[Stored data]
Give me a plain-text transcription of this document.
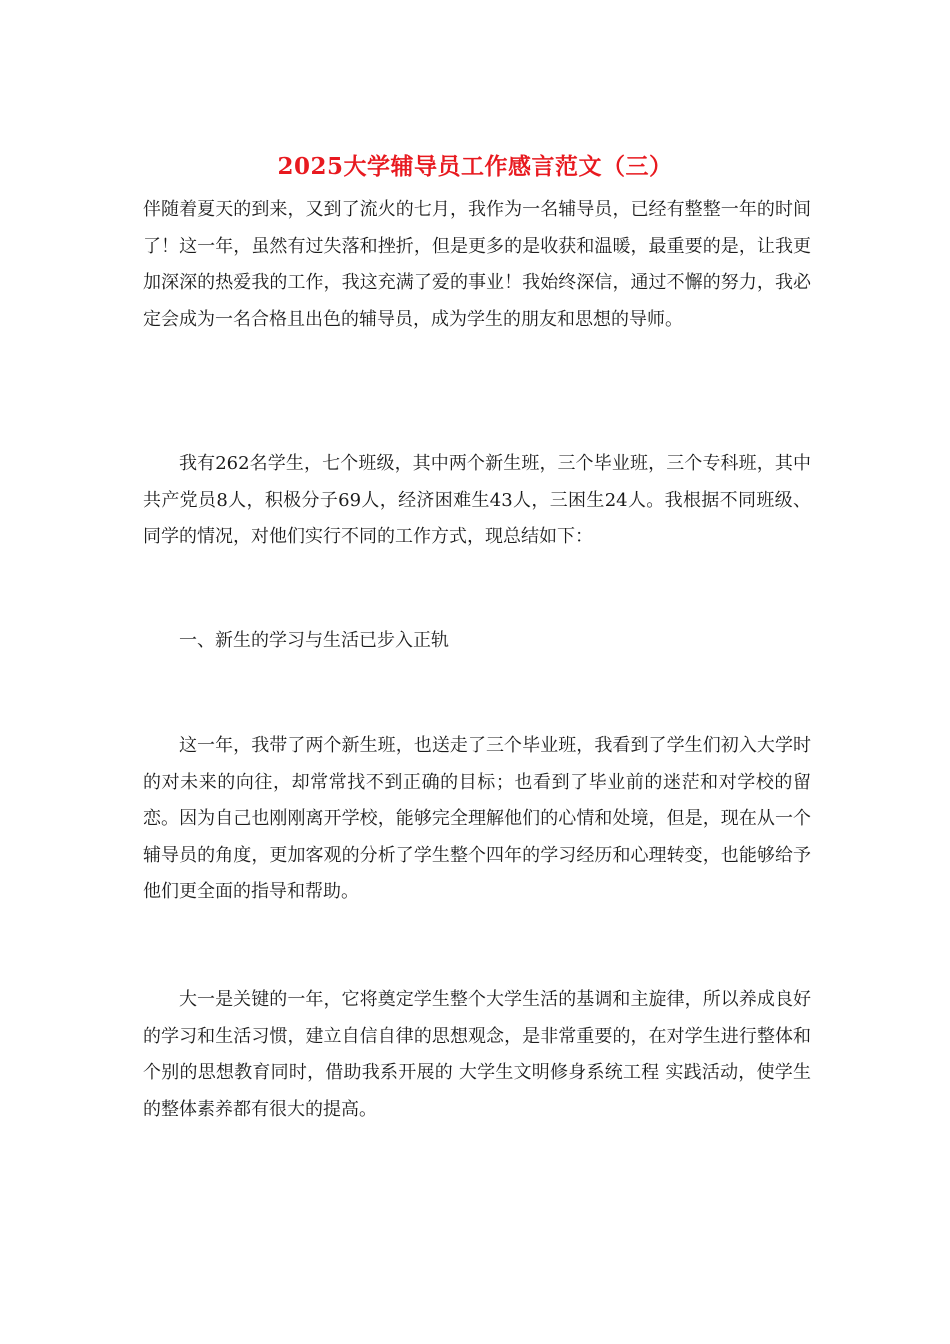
2025大学辅导员工作感言范文（三）

伴随着夏天的到来，又到了流火的七月，我作为一名辅导员，已经有整整一年的时间了！这一年，虽然有过失落和挫折，但是更多的是收获和温暖，最重要的是，让我更加深深的热爱我的工作，我这充满了爱的事业！我始终深信，通过不懈的努力，我必定会成为一名合格且出色的辅导员，成为学生的朋友和思想的导师。

我有262名学生，七个班级，其中两个新生班，三个毕业班，三个专科班，其中共产党员8人，积极分子69人，经济困难生43人，三困生24人。我根据不同班级、同学的情况，对他们实行不同的工作方式，现总结如下：

一、新生的学习与生活已步入正轨

这一年，我带了两个新生班，也送走了三个毕业班，我看到了学生们初入大学时的对未来的向往，却常常找不到正确的目标；也看到了毕业前的迷茫和对学校的留恋。因为自己也刚刚离开学校，能够完全理解他们的心情和处境，但是，现在从一个辅导员的角度，更加客观的分析了学生整个四年的学习经历和心理转变，也能够给予他们更全面的指导和帮助。

大一是关键的一年，它将奠定学生整个大学生活的基调和主旋律，所以养成良好的学习和生活习惯，建立自信自律的思想观念，是非常重要的，在对学生进行整体和个别的思想教育同时，借助我系开展的 大学生文明修身系统工程 实践活动，使学生的整体素养都有很大的提高。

### Exercise aim
Retype every record above exactly as written, but leave out the pictures.

### Reply
Give me a plain-text transcription of this document.
2025大学辅导员工作感言范文（三）

伴随着夏天的到来，又到了流火的七月，我作为一名辅导员，已经有整整一年的时间了！这一年，虽然有过失落和挫折，但是更多的是收获和温暖，最重要的是，让我更加深深的热爱我的工作，我这充满了爱的事业！我始终深信，通过不懈的努力，我必定会成为一名合格且出色的辅导员，成为学生的朋友和思想的导师。

我有262名学生，七个班级，其中两个新生班，三个毕业班，三个专科班，其中共产党员8人，积极分子69人，经济困难生43人，三困生24人。我根据不同班级、同学的情况，对他们实行不同的工作方式，现总结如下：

一、新生的学习与生活已步入正轨

这一年，我带了两个新生班，也送走了三个毕业班，我看到了学生们初入大学时的对未来的向往，却常常找不到正确的目标；也看到了毕业前的迷茫和对学校的留恋。因为自己也刚刚离开学校，能够完全理解他们的心情和处境，但是，现在从一个辅导员的角度，更加客观的分析了学生整个四年的学习经历和心理转变，也能够给予他们更全面的指导和帮助。

大一是关键的一年，它将奠定学生整个大学生活的基调和主旋律，所以养成良好的学习和生活习惯，建立自信自律的思想观念，是非常重要的，在对学生进行整体和个别的思想教育同时，借助我系开展的 大学生文明修身系统工程 实践活动，使学生的整体素养都有很大的提高。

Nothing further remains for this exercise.